**Exercise objective**.
Copy, from the entries below, each line in which the string "name" appears.
## begin Records for processing
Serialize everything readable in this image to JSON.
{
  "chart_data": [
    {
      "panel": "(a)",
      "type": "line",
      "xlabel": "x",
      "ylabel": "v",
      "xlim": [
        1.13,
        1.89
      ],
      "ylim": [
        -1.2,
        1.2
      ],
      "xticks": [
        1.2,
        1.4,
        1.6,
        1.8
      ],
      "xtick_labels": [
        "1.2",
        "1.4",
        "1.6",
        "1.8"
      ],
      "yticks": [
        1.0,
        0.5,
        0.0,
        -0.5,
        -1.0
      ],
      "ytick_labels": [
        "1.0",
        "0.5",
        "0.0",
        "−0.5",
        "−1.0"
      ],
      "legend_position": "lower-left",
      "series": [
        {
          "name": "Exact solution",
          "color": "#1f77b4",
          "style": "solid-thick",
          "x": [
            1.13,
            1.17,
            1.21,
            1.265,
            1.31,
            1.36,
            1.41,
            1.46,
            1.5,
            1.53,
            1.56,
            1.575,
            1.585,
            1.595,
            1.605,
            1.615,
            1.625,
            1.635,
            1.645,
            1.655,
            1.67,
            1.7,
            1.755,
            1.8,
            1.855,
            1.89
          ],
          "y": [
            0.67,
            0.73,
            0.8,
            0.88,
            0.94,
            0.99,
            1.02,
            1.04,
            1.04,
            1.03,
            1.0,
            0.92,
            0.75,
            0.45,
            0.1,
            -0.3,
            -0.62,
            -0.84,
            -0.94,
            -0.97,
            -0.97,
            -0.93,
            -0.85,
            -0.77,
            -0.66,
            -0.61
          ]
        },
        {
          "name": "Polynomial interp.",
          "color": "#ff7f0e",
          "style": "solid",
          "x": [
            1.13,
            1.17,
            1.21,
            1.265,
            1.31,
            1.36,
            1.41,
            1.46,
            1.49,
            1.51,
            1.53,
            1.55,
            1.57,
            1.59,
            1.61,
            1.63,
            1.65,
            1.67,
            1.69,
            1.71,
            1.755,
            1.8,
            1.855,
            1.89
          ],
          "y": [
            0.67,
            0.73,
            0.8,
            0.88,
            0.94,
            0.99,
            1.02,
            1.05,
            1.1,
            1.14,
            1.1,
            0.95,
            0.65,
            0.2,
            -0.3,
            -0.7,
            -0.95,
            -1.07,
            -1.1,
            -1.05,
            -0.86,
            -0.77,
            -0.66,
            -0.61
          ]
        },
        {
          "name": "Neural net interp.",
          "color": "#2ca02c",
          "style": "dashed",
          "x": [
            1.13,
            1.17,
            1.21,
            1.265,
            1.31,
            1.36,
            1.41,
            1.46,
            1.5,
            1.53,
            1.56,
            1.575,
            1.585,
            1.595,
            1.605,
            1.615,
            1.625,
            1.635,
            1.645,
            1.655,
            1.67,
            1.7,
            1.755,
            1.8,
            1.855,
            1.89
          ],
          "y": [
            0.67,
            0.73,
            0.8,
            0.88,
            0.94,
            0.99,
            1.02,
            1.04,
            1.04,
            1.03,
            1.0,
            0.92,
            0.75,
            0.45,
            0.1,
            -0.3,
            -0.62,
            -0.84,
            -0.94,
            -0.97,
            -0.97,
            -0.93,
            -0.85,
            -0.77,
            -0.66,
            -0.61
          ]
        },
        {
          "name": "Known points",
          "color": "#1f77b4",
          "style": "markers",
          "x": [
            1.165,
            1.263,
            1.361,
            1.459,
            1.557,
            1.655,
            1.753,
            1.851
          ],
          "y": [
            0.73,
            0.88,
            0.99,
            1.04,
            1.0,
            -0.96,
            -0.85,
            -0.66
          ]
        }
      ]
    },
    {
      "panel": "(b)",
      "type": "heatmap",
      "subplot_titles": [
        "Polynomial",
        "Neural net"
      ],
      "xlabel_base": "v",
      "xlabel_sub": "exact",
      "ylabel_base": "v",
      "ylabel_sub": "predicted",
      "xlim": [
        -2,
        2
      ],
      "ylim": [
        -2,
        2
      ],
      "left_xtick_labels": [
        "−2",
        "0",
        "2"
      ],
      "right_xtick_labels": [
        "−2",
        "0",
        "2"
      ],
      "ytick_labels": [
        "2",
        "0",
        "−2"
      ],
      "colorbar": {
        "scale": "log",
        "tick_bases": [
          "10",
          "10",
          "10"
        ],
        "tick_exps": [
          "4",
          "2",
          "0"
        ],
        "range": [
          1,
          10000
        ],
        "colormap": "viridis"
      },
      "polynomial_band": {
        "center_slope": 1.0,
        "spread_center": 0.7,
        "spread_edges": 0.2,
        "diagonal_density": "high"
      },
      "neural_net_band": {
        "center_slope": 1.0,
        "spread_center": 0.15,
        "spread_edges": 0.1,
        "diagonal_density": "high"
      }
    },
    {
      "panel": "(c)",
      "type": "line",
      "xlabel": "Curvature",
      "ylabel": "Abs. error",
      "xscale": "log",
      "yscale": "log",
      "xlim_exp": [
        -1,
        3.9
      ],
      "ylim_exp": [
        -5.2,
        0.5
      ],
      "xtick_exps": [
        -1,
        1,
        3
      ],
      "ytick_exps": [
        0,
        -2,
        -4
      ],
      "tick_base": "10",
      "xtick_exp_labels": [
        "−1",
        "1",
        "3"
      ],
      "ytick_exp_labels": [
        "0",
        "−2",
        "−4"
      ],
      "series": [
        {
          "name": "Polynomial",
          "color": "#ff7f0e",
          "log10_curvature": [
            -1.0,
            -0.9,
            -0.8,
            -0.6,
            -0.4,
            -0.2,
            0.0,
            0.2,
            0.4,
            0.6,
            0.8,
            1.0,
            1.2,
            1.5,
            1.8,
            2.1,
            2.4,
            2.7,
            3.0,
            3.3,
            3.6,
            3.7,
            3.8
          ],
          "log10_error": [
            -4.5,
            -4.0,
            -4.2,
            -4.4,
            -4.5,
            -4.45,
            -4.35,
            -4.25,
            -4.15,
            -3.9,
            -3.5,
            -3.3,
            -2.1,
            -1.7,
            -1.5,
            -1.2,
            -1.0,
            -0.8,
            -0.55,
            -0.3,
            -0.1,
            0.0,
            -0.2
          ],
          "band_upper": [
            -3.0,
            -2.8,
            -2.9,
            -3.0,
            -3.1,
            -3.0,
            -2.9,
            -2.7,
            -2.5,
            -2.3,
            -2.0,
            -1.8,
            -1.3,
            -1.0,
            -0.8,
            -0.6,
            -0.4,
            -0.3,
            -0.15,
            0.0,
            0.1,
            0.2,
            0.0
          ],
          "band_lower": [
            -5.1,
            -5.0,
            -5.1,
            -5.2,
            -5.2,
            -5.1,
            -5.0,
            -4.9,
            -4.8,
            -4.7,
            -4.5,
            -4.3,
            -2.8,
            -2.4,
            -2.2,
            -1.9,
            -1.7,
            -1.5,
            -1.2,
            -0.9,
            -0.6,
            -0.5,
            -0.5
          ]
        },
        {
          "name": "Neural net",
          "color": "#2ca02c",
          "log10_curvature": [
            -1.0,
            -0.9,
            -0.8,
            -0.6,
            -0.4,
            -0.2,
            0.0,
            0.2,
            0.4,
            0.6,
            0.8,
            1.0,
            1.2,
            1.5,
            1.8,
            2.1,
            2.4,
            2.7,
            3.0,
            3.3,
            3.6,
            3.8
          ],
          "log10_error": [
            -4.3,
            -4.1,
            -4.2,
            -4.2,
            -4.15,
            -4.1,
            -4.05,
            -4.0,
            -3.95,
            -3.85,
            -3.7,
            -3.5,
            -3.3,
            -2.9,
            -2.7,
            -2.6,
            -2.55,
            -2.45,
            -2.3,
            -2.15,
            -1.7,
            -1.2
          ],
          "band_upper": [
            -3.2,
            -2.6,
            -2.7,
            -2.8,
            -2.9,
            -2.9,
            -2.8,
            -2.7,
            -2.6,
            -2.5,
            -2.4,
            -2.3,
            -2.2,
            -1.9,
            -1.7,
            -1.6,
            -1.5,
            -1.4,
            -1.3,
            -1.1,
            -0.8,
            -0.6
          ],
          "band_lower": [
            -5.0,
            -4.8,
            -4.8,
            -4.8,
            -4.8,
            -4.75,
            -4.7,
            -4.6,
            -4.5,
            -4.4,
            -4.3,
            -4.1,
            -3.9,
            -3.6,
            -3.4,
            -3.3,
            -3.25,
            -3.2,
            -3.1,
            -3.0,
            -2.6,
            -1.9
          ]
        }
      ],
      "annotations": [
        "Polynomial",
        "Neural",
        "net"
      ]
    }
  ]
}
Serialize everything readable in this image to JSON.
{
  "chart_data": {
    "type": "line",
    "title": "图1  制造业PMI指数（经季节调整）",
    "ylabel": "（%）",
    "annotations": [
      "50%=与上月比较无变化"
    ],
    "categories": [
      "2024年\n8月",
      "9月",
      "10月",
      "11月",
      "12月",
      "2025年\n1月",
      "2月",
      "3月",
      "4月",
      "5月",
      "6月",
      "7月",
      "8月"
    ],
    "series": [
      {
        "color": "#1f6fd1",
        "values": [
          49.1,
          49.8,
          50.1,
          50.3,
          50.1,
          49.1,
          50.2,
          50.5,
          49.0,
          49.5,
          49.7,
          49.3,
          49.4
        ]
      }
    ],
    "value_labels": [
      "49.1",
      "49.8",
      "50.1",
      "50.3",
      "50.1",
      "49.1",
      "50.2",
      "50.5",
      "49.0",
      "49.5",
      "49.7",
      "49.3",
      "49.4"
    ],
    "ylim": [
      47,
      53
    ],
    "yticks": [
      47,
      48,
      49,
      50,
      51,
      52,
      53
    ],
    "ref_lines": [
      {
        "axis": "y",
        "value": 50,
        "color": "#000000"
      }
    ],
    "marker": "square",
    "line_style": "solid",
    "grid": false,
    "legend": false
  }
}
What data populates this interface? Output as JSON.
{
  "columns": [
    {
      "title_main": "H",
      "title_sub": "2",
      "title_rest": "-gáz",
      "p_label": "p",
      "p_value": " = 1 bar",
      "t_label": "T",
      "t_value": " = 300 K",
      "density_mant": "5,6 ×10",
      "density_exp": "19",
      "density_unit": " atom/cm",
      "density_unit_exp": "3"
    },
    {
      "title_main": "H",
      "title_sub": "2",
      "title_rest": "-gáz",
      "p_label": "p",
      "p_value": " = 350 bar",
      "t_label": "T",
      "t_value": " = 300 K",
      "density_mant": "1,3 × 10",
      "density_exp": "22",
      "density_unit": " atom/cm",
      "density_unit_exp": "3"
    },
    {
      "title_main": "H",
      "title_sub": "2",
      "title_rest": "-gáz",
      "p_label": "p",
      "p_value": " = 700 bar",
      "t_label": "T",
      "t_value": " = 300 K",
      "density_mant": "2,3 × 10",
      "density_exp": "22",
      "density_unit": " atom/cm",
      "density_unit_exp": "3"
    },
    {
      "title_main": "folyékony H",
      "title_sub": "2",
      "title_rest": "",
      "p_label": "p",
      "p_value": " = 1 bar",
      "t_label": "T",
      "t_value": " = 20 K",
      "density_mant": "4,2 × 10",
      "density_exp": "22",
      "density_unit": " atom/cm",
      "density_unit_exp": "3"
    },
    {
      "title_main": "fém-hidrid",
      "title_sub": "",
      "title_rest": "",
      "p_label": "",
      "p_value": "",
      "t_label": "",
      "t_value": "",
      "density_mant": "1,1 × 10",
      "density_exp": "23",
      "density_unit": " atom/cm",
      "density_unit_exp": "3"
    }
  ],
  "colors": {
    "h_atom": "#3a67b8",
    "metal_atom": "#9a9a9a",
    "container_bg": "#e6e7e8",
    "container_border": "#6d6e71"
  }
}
## end Records for processing
**Exercise answer**.
          "name": "Exact solution",
          "name": "Polynomial interp.",
          "name": "Neural net interp.",
          "name": "Known points",
          "name": "Polynomial",
          "name": "Neural net",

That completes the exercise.